Extract, from the listing that follows, each line containing the word "reaches".
#####
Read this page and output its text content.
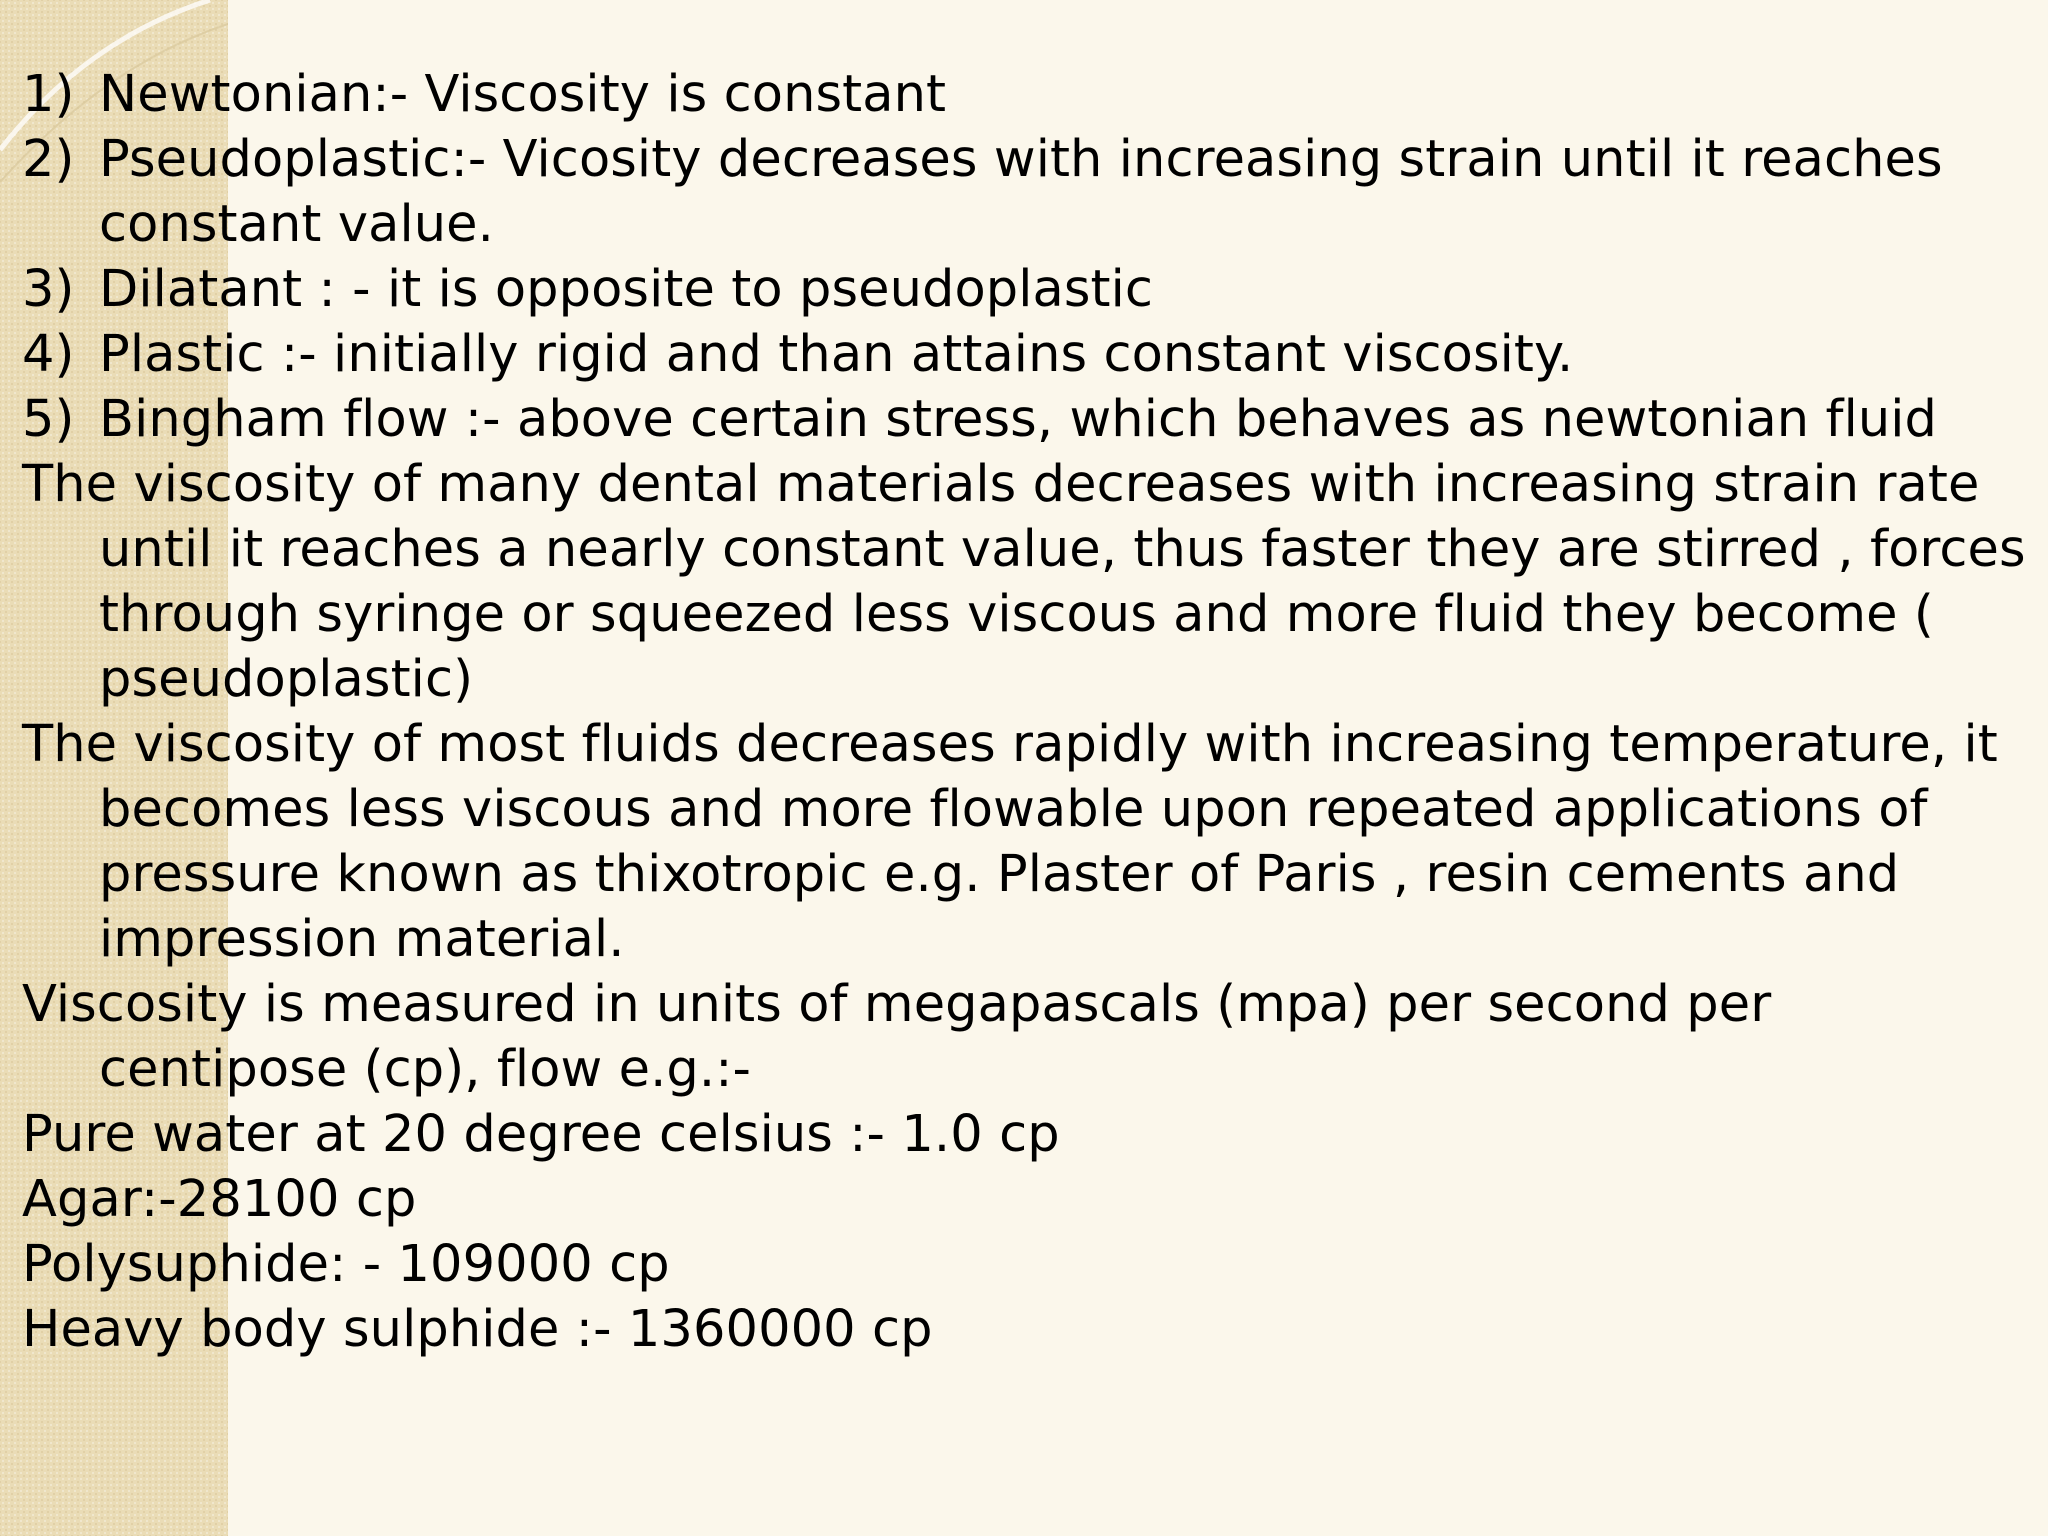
1) Newtonian:- Viscosity is constant
2) Pseudoplastic:- Vicosity decreases with increasing strain until it reaches constant value.
3) Dilatant : - it is opposite to pseudoplastic
4) Plastic :- initially rigid and than attains constant viscosity.
5) Bingham flow :- above certain stress, which behaves as newtonian fluid

The viscosity of many dental materials decreases with increasing strain rate until it reaches a nearly constant value, thus faster they are stirred , forces through syringe or squeezed less viscous and more fluid they become ( pseudoplastic)

The viscosity of most fluids decreases rapidly with increasing temperature, it becomes less viscous and more flowable upon repeated applications of pressure known as thixotropic e.g. Plaster of Paris , resin cements and impression material.

Viscosity is measured in units of megapascals (mpa) per second per centipose (cp), flow e.g.:-

Pure water at 20 degree celsius :- 1.0 cp
Agar:-28100 cp
Polysuphide: - 109000 cp
Heavy body sulphide :- 1360000 cp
#####
* Response to this exercise
2) Pseudoplastic:- Vicosity decreases with increasing strain until it reaches constant value.
The viscosity of many dental materials decreases with increasing strain rate until it reaches a nearly constant value, thus faster they are stirred , forces through syringe or squeezed less viscous and more fluid they become ( pseudoplastic)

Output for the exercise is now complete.